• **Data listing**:
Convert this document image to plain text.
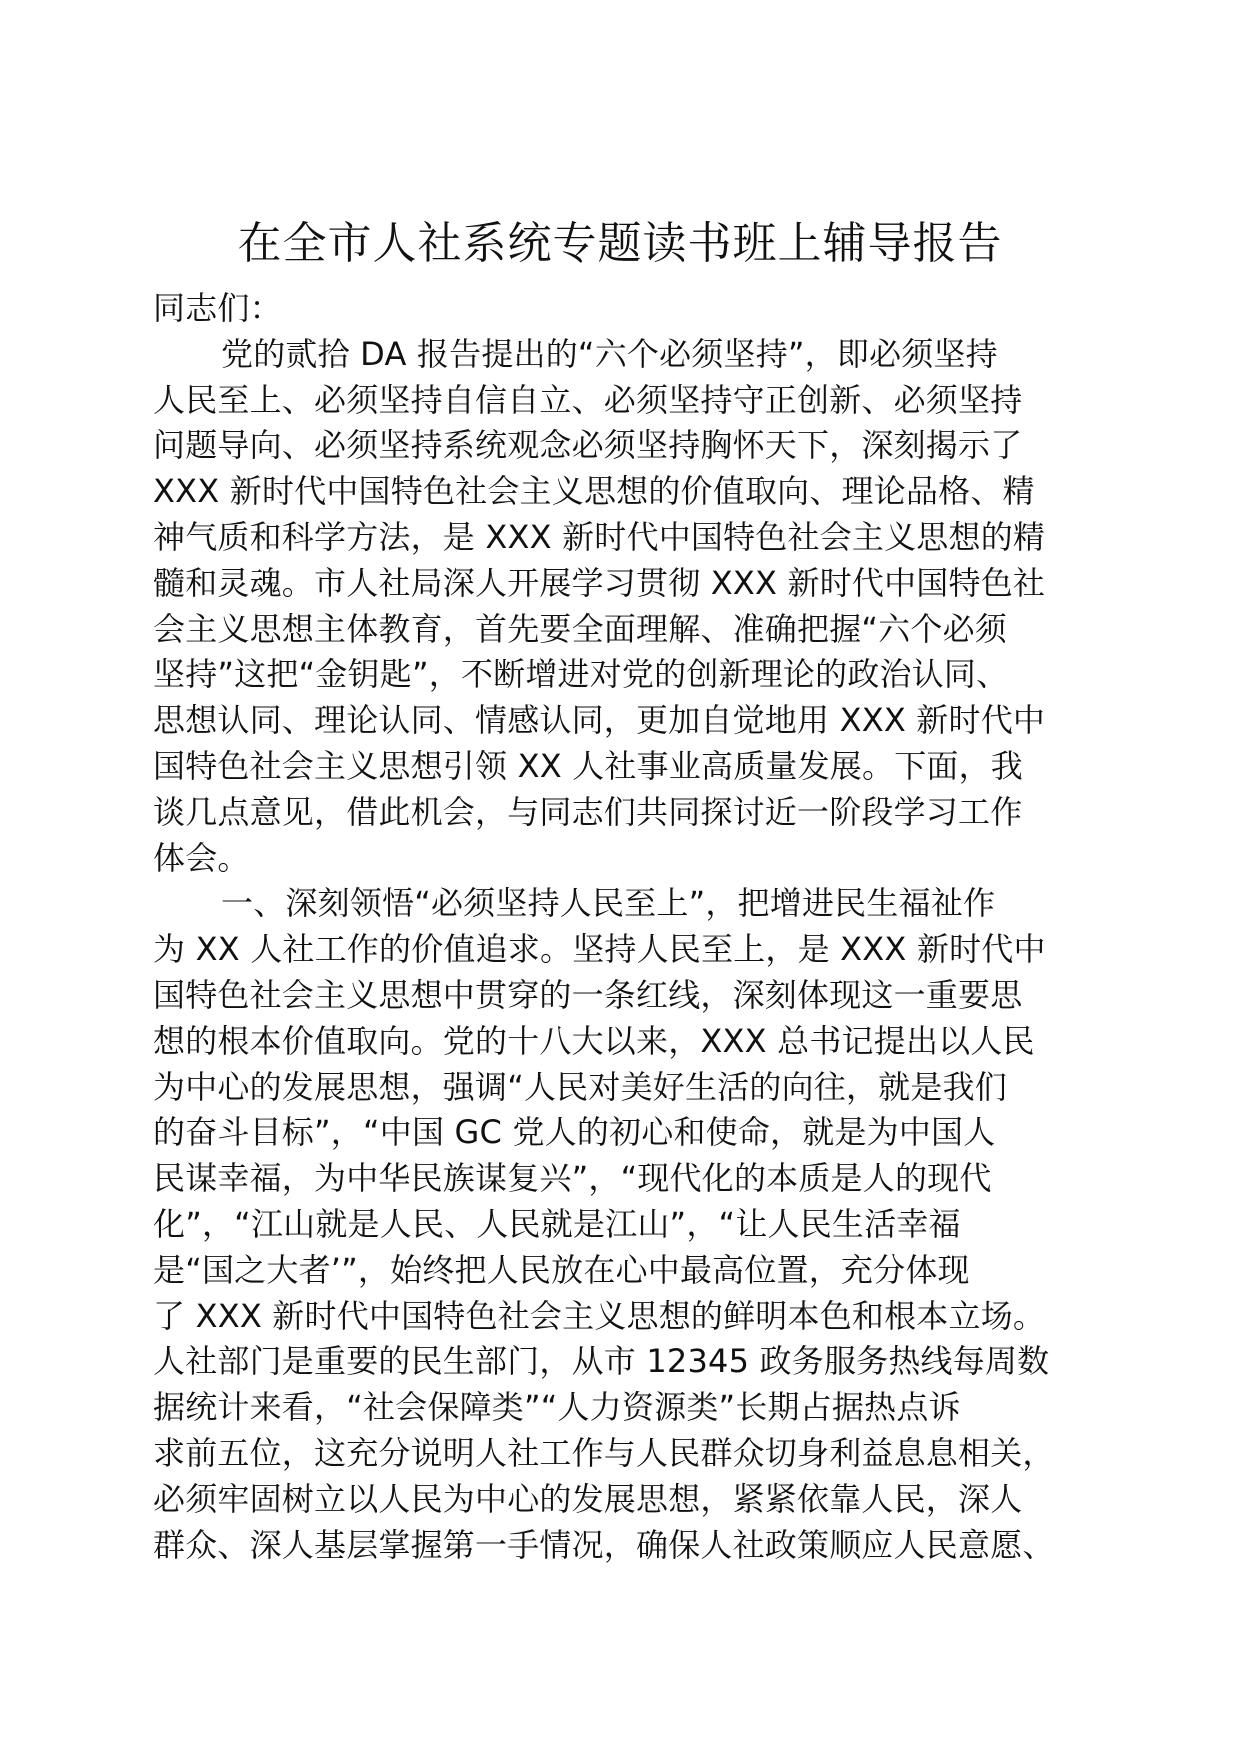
在全市人社系统专题读书班上辅导报告
同志们：
党的贰拾 DA 报告提出的“六个必须坚持”，即必须坚持
人民至上、必须坚持自信自立、必须坚持守正创新、必须坚持
问题导向、必须坚持系统观念必须坚持胸怀天下，深刻揭示了
XXX 新时代中国特色社会主义思想的价值取向、理论品格、精
神气质和科学方法，是 XXX 新时代中国特色社会主义思想的精
髓和灵魂。市人社局深人开展学习贯彻 XXX 新时代中国特色社
会主义思想主体教育，首先要全面理解、准确把握“六个必须
坚持”这把“金钥匙”，不断增进对党的创新理论的政治认同、
思想认同、理论认同、情感认同，更加自觉地用 XXX 新时代中
国特色社会主义思想引领 XX 人社事业高质量发展。下面，我
谈几点意见，借此机会，与同志们共同探讨近一阶段学习工作
体会。
一、深刻领悟“必须坚持人民至上”，把增进民生福祉作
为 XX 人社工作的价值追求。坚持人民至上，是 XXX 新时代中
国特色社会主义思想中贯穿的一条红线，深刻体现这一重要思
想的根本价值取向。党的十八大以来，XXX 总书记提出以人民
为中心的发展思想，强调“人民对美好生活的向往，就是我们
的奋斗目标”，“中国 GC 党人的初心和使命，就是为中国人
民谋幸福，为中华民族谋复兴”，“现代化的本质是人的现代
化”，“江山就是人民、人民就是江山”，“让人民生活幸福
是“国之大者’”，始终把人民放在心中最高位置，充分体现
了 XXX 新时代中国特色社会主义思想的鲜明本色和根本立场。
人社部门是重要的民生部门，从市 12345 政务服务热线每周数
据统计来看，“社会保障类”“人力资源类”长期占据热点诉
求前五位，这充分说明人社工作与人民群众切身利益息息相关，
必须牢固树立以人民为中心的发展思想，紧紧依靠人民，深人
群众、深人基层掌握第一手情况，确保人社政策顺应人民意愿、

• **WHAT IS BEING ASKED**: Output the data exactly. Pictures don't belong in the result.

• **FINISHED ANSWER**:
Convert this document image to plain text.
在全市人社系统专题读书班上辅导报告
同志们：
党的贰拾 DA 报告提出的“六个必须坚持”，即必须坚持
人民至上、必须坚持自信自立、必须坚持守正创新、必须坚持
问题导向、必须坚持系统观念必须坚持胸怀天下，深刻揭示了
XXX 新时代中国特色社会主义思想的价值取向、理论品格、精
神气质和科学方法，是 XXX 新时代中国特色社会主义思想的精
髓和灵魂。市人社局深人开展学习贯彻 XXX 新时代中国特色社
会主义思想主体教育，首先要全面理解、准确把握“六个必须
坚持”这把“金钥匙”，不断增进对党的创新理论的政治认同、
思想认同、理论认同、情感认同，更加自觉地用 XXX 新时代中
国特色社会主义思想引领 XX 人社事业高质量发展。下面，我
谈几点意见，借此机会，与同志们共同探讨近一阶段学习工作
体会。
一、深刻领悟“必须坚持人民至上”，把增进民生福祉作
为 XX 人社工作的价值追求。坚持人民至上，是 XXX 新时代中
国特色社会主义思想中贯穿的一条红线，深刻体现这一重要思
想的根本价值取向。党的十八大以来，XXX 总书记提出以人民
为中心的发展思想，强调“人民对美好生活的向往，就是我们
的奋斗目标”，“中国 GC 党人的初心和使命，就是为中国人
民谋幸福，为中华民族谋复兴”，“现代化的本质是人的现代
化”，“江山就是人民、人民就是江山”，“让人民生活幸福
是“国之大者’”，始终把人民放在心中最高位置，充分体现
了 XXX 新时代中国特色社会主义思想的鲜明本色和根本立场。
人社部门是重要的民生部门，从市 12345 政务服务热线每周数
据统计来看，“社会保障类”“人力资源类”长期占据热点诉
求前五位，这充分说明人社工作与人民群众切身利益息息相关，
必须牢固树立以人民为中心的发展思想，紧紧依靠人民，深人
群众、深人基层掌握第一手情况，确保人社政策顺应人民意愿、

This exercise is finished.